* [Given exercise]
What lines of the data include the string "author"? Copy them all.
#####
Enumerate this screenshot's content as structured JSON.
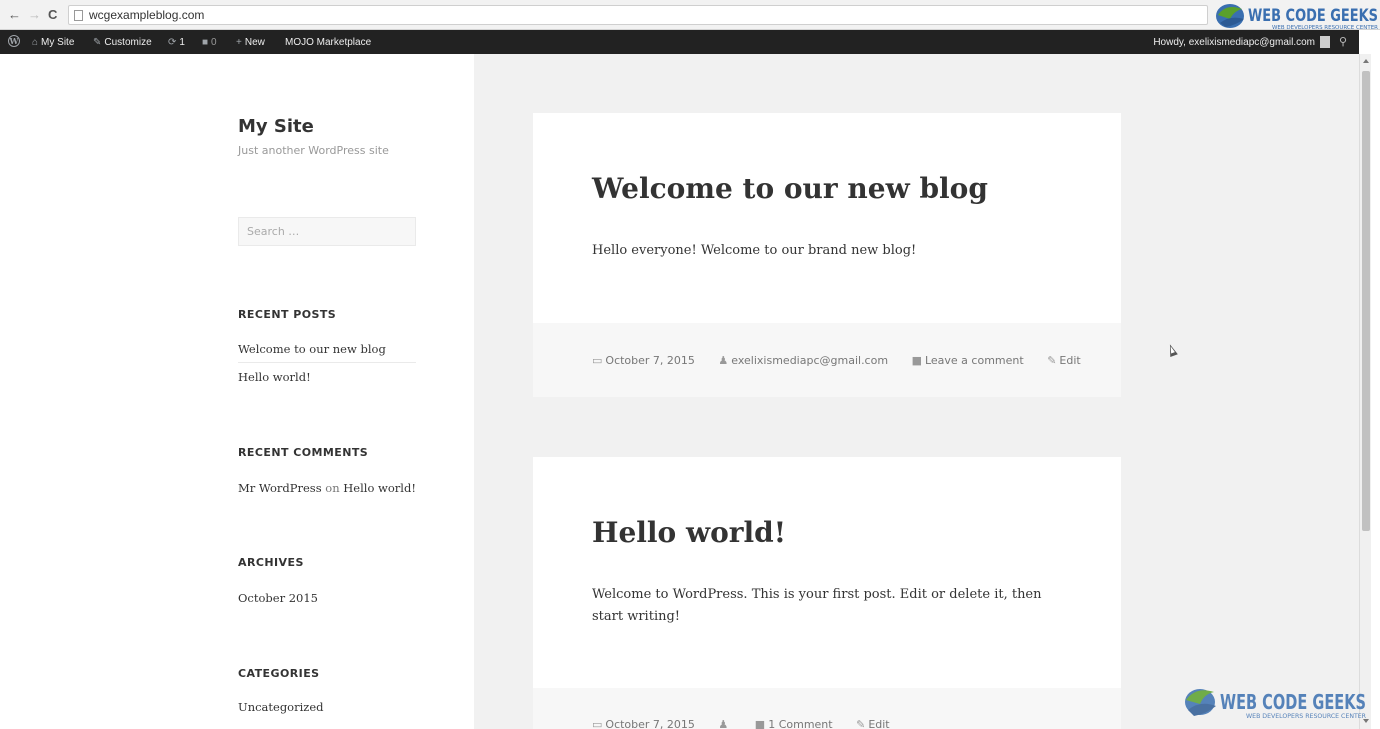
{
  "browser": {
    "url": "wcgexampleblog.com",
    "back_glyph": "←",
    "forward_glyph": "→",
    "reload_glyph": "C"
  },
  "watermark": {
    "brand": "WEB CODE GEEKS",
    "tagline": "WEB DEVELOPERS RESOURCE CENTER",
    "brand_color": "#3a6fb0",
    "leaf_color": "#5aa02c"
  },
  "adminbar": {
    "wp_icon": "wordpress-logo-icon",
    "my_site": "My Site",
    "customize": "Customize",
    "updates": "1",
    "comments": "0",
    "new_label": "New",
    "marketplace": "MOJO Marketplace",
    "howdy": "Howdy, exelixismediapc@gmail.com"
  },
  "sidebar": {
    "site_title": "My Site",
    "site_desc": "Just another WordPress site",
    "search_placeholder": "Search …",
    "recent_posts": {
      "title": "RECENT POSTS",
      "items": [
        "Welcome to our new blog",
        "Hello world!"
      ]
    },
    "recent_comments": {
      "title": "RECENT COMMENTS",
      "author": "Mr WordPress",
      "on": "on",
      "post": "Hello world!"
    },
    "archives": {
      "title": "ARCHIVES",
      "items": [
        "October 2015"
      ]
    },
    "categories": {
      "title": "CATEGORIES",
      "items": [
        "Uncategorized"
      ]
    }
  },
  "posts": [
    {
      "title": "Welcome to our new blog",
      "excerpt": "Hello everyone! Welcome to our brand new blog!",
      "date": "October 7, 2015",
      "author": "exelixismediapc@gmail.com",
      "comments": "Leave a comment",
      "edit": "Edit"
    },
    {
      "title": "Hello world!",
      "excerpt": "Welcome to WordPress. This is your first post. Edit or delete it, then start writing!",
      "date": "October 7, 2015",
      "author": "",
      "comments": "1 Comment",
      "edit": "Edit"
    }
  ]
}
#####
* [Exercise answer]
      "author": "Mr WordPress",
      "author": "exelixismediapc@gmail.com",
      "author": "",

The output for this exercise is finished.